___ Sezione del testo ___

Splendidi Incisivi ha scritto:


> dato che lo dici tu mi fido  a quanto pare, come abbiamo già avuto modo di dire tra di noi, il problema è la continuità, speriamo riesca a trovarla con i nostri colori.



Durante i mondiali 2010 ci avevano messo gli occhi addosso club molto prestigiosi, tanto per rendere l'idea.


----------



## runner (16 Marzo 2013)

secondo me se ne parlerà a fine luglio per questo innesto

prima o si proveranno altre strade o si dormirà come al solito


----------



## Now i'm here (16 Marzo 2013)

se arriva, bene. 

tanto ormai di top player non ne arriveranno più, o se arrivano saranno colpi anche mediatici, vedi balo.


----------



## runner (16 Marzo 2013)

Now i'm here ha scritto:


> se arriva, bene.
> 
> tanto ormai di top player non ne arriveranno più, o se arrivano saranno colpi anche mediatici, vedi balo.



diciamo che un grande colpo è sempre mediatico

anche se lo compra una squadretta di lega pro


----------



## Jino (16 Marzo 2013)

E' il classico giocatore fortissimo, però con un se...

Faccio un esempio? 

Thiago Motta sarebbe uno dei mediani più forti in circolazione *se* non si facesse sempre male.
Kucka sarebbe uno dei centrocampisti più forti *se* riuscisse a mantenere la giusta concentrazione nell'arco della stagione.


----------



## Now i'm here (16 Marzo 2013)

cmq abbiamo visto che il genoa è una squadra strana. 

anche constant l'anno scorso fece male a genova, mentre da noi sta facendo una stagione di tutto rispetto. 
tutto questo cmq restando all'interno della serie A, perchè ovviamente in europa è un altro discorso.


----------



## Dexter (16 Marzo 2013)

26 anni,se vuole fare il salto di qualità adesso o mai più. arrivasse questo con felipe anderson sarei soddisfatto per il centrocampo


----------



## tifoso evorutto (20 Marzo 2013)

Oggi Metro Milano, che di solito c'azzecca più dei quotidiani sportivi, ha dato per firmata la comproprietà di Kucka.


speriamo di aver cuckato bene


----------



## Lorenzo 89 (20 Marzo 2013)

A me continua a non piacere affatto.


----------



## Arsozzenal (20 Marzo 2013)

tifoso evorutto ha scritto:


> Oggi Metro Milano, che di solito c'azzecca più dei quotidiani sportivi, ha dato per firmata la comproprietà di Kucka.

___ Dati grezzi ___

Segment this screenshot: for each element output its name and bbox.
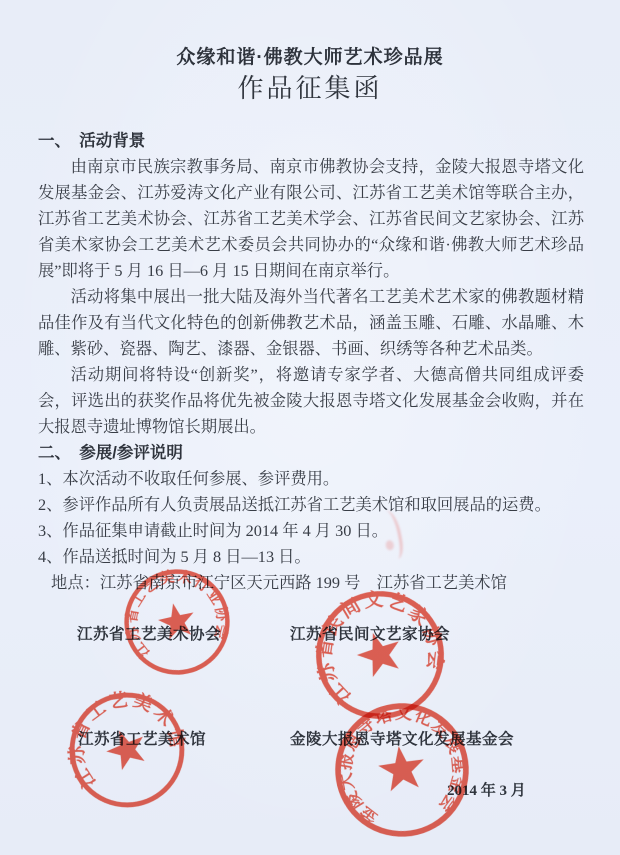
section-2-heading: 二、 参展/参评说明 bbox=[38, 440, 584, 466]
stamp-3: 江苏省工艺美术馆 bbox=[48, 671, 207, 830]
document-body: 一、 活动背景 由南京市民族宗教事务局、南京市佛教协会支持，金陵大报恩寺塔文化发… bbox=[38, 128, 584, 596]
stamp-star bbox=[155, 600, 198, 641]
stamp-4-seal: 金陵大报恩寺塔文化发展基金会 bbox=[322, 690, 482, 850]
list-item-4: 4、作品送抵时间为 5 月 8 日—13 日。 bbox=[38, 544, 584, 570]
page-title: 众缘和谐·佛教大师艺术珍品展 bbox=[0, 42, 620, 69]
list-item-2: 2、参评作品所有人负责展品送抵江苏省工艺美术馆和取回展品的运费。 bbox=[38, 492, 584, 518]
stamp-star bbox=[101, 723, 152, 773]
stamp-3-seal: 江苏省工艺美术馆 bbox=[48, 671, 207, 830]
stamp-4: 金陵大报恩寺塔文化发展基金会 bbox=[322, 690, 482, 850]
page-subtitle: 作品征集函 bbox=[0, 68, 620, 105]
stamp-star bbox=[376, 743, 427, 793]
stamp-1-seal: 江苏省工艺美术行业协会 bbox=[111, 556, 244, 689]
paragraph-background-3: 活动期间将特设“创新奖”，将邀请专家学者、大德高僧共同组成评委会，评选出的获奖作… bbox=[38, 362, 584, 440]
stamp-star bbox=[352, 626, 407, 679]
scanned-document-page: 众缘和谐·佛教大师艺术珍品展 作品征集函 一、 活动背景 由南京市民族宗教事务局… bbox=[0, 0, 620, 855]
section-1-heading: 一、 活动背景 bbox=[38, 128, 584, 154]
list-item-1: 1、本次活动不收取任何参展、参评费用。 bbox=[38, 466, 584, 492]
paragraph-background-1: 由南京市民族宗教事务局、南京市佛教协会支持，金陵大报恩寺塔文化发展基金会、江苏爱… bbox=[38, 154, 584, 284]
stamp-1: 江苏省工艺美术行业协会 bbox=[111, 556, 244, 689]
paragraph-background-2: 活动将集中展出一批大陆及海外当代著名工艺美术艺术家的佛教题材精品佳作及有当代文化… bbox=[38, 284, 584, 362]
list-item-3: 3、作品征集申请截止时间为 2014 年 4 月 30 日。 bbox=[38, 518, 584, 544]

___

Compito da svolgere
Trascrivi parola per parola il passo della discussione del forum su Kucka da "E' il classico" a "facesse sempre male.".

Soluzione esercizio
E' il classico giocatore fortissimo, però con un se...

Faccio un esempio? 

Thiago Motta sarebbe uno dei mediani più forti in circolazione *se* non si facesse sempre male.